---------- Raw data
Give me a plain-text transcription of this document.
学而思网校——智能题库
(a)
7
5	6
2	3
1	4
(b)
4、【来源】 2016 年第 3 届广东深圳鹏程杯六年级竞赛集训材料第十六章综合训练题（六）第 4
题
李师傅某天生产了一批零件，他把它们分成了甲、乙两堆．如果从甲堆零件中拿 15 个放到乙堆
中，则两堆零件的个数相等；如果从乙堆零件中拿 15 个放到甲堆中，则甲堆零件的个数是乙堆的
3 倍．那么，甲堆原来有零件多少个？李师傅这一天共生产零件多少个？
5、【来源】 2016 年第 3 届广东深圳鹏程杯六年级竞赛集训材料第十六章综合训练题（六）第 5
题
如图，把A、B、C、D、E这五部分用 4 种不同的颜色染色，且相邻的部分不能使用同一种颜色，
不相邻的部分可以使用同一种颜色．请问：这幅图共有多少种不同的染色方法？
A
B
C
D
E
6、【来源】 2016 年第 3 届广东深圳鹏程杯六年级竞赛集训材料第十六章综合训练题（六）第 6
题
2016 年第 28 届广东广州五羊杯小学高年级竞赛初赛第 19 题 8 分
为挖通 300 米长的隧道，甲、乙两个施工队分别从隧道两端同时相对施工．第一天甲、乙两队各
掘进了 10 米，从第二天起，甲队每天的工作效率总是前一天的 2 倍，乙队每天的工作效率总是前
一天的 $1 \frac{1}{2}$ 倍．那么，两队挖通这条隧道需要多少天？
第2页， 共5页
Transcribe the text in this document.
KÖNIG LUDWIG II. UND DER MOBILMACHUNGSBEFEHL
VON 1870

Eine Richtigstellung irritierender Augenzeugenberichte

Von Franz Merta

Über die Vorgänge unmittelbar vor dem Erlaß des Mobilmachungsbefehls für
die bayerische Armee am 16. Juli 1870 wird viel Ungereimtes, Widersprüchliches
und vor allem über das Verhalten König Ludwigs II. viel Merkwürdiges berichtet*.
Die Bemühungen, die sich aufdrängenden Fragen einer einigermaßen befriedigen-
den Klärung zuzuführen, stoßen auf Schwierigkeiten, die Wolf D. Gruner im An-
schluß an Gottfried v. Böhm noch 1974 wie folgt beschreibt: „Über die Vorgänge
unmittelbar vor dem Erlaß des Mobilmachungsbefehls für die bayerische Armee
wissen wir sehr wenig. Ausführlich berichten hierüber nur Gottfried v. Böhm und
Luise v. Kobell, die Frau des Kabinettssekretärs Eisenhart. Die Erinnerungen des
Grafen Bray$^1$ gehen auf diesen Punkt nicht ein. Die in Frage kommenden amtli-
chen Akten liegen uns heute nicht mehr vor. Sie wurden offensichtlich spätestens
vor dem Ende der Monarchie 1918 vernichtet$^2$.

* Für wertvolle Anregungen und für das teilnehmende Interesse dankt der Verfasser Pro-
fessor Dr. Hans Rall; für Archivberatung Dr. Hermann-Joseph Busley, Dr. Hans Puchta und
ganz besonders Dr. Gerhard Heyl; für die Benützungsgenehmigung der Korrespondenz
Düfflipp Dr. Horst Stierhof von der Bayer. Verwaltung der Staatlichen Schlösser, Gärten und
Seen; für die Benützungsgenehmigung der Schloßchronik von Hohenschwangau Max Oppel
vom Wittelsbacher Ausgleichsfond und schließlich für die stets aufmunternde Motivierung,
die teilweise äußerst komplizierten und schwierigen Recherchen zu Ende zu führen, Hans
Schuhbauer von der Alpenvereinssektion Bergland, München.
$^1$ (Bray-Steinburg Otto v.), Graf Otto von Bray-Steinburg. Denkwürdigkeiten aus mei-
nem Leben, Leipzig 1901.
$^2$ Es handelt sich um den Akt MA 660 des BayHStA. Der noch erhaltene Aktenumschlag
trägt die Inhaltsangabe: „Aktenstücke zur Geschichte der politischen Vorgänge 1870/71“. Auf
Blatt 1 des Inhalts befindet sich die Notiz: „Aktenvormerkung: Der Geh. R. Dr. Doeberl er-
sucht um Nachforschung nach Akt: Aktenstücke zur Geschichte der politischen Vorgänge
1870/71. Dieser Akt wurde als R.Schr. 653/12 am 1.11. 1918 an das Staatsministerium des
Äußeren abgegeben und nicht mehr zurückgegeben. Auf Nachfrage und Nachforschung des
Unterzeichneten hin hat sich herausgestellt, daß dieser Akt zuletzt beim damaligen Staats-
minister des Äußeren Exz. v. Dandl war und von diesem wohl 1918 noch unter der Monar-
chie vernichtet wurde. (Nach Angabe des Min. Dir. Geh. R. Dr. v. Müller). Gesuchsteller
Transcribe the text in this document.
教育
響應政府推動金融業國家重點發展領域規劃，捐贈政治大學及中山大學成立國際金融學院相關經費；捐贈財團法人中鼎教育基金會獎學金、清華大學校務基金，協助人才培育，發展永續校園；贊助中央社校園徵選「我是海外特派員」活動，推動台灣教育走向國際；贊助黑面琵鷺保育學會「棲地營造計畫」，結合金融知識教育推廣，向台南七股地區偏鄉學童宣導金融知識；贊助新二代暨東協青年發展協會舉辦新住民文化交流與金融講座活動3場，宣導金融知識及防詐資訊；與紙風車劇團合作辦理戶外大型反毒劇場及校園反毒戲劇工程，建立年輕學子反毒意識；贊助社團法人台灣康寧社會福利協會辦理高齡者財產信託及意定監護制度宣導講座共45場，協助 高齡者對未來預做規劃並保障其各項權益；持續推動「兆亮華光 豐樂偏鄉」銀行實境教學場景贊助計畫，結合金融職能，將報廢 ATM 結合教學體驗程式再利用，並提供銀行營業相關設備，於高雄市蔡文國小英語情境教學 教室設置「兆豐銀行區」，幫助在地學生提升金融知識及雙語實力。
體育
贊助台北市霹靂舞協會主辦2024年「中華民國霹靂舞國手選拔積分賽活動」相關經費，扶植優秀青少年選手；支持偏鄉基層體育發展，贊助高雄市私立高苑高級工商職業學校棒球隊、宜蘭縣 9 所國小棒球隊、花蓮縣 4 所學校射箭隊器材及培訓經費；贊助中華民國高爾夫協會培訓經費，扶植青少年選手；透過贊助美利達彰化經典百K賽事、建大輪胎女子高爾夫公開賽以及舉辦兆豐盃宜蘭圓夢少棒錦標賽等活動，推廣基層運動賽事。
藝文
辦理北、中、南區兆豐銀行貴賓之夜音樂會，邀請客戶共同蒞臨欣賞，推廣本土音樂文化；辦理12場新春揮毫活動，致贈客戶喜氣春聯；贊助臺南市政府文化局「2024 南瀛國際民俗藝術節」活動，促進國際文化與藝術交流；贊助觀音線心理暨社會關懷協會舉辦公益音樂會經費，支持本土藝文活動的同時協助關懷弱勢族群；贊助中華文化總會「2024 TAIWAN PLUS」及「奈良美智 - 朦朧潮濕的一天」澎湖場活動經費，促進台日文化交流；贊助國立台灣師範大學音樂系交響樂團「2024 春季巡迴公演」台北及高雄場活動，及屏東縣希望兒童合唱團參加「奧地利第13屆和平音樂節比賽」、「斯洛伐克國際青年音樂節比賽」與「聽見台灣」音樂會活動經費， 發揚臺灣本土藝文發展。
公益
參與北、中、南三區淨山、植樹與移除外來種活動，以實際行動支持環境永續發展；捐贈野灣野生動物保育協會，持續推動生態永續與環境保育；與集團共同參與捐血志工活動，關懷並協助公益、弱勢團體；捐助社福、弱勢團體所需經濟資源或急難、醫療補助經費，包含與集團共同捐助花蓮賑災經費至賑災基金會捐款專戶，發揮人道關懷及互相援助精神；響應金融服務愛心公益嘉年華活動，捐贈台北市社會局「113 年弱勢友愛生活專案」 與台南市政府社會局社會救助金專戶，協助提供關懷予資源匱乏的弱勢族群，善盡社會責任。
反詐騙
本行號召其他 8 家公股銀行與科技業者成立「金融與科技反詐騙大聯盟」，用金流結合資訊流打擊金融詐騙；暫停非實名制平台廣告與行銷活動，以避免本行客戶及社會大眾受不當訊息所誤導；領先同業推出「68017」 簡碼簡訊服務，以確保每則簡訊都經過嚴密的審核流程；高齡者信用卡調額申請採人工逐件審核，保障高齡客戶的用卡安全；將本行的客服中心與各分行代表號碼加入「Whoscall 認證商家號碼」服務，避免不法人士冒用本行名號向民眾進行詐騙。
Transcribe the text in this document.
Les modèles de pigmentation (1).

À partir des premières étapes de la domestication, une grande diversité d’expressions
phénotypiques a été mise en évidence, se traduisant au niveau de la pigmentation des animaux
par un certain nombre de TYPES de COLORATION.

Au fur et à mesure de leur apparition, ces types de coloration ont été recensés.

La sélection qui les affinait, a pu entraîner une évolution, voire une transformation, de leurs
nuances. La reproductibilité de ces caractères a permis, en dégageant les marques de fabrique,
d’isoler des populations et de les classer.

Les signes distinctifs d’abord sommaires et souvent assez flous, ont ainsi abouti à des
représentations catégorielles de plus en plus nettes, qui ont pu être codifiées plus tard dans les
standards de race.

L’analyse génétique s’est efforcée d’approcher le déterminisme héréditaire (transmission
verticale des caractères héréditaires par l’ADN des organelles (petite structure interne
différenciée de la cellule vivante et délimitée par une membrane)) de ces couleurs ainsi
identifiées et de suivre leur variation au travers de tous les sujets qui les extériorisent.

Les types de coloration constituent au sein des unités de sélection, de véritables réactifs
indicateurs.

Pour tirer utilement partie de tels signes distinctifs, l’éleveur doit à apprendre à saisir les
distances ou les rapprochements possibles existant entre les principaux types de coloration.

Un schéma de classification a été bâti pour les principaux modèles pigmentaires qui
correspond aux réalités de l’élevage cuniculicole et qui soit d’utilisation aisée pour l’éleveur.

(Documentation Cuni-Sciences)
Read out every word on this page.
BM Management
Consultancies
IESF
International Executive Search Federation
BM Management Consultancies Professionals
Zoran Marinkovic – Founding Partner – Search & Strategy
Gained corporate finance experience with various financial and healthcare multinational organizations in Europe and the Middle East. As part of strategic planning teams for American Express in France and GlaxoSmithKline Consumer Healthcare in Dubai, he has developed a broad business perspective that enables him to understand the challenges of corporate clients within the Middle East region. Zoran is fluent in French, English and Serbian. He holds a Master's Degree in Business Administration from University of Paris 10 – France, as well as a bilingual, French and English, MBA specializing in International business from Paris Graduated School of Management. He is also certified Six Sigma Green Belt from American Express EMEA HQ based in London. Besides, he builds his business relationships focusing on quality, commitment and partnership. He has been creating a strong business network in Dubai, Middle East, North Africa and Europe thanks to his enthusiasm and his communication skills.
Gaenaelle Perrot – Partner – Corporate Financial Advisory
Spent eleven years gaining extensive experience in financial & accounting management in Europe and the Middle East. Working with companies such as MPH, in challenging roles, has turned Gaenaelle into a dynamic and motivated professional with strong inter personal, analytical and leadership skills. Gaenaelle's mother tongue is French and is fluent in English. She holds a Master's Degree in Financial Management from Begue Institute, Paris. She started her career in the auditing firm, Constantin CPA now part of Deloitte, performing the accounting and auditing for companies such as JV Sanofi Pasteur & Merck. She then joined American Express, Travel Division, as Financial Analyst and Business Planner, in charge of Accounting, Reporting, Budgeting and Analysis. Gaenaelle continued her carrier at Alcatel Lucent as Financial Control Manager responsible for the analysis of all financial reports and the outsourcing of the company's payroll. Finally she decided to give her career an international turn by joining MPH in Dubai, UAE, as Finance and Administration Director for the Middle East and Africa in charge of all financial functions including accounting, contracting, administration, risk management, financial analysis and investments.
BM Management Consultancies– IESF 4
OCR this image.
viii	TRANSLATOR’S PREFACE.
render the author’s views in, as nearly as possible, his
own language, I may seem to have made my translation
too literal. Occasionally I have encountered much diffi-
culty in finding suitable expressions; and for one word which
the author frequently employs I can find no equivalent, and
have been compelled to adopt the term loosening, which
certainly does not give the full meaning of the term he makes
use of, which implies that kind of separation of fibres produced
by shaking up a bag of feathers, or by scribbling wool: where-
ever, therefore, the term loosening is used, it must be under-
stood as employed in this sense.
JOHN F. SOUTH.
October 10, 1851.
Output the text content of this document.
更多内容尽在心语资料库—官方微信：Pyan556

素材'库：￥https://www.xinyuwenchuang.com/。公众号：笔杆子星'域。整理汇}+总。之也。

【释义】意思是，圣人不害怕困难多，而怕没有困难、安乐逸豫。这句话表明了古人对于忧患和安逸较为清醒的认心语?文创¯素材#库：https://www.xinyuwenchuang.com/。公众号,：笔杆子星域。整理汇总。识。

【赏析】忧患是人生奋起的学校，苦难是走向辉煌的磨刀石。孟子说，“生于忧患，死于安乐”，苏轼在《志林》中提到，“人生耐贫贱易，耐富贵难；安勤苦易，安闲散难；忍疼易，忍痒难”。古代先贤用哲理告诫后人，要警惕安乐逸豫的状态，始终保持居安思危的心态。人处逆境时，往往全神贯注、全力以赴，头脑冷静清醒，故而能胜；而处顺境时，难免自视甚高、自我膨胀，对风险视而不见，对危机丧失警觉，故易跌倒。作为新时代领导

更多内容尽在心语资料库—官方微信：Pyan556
--------------------
[Exercise brief] Lines holding the word "IESF" in the entries above are the ones to pull out. Copy them all.

[Solved problem]
IESF
BM Management Consultancies– IESF 4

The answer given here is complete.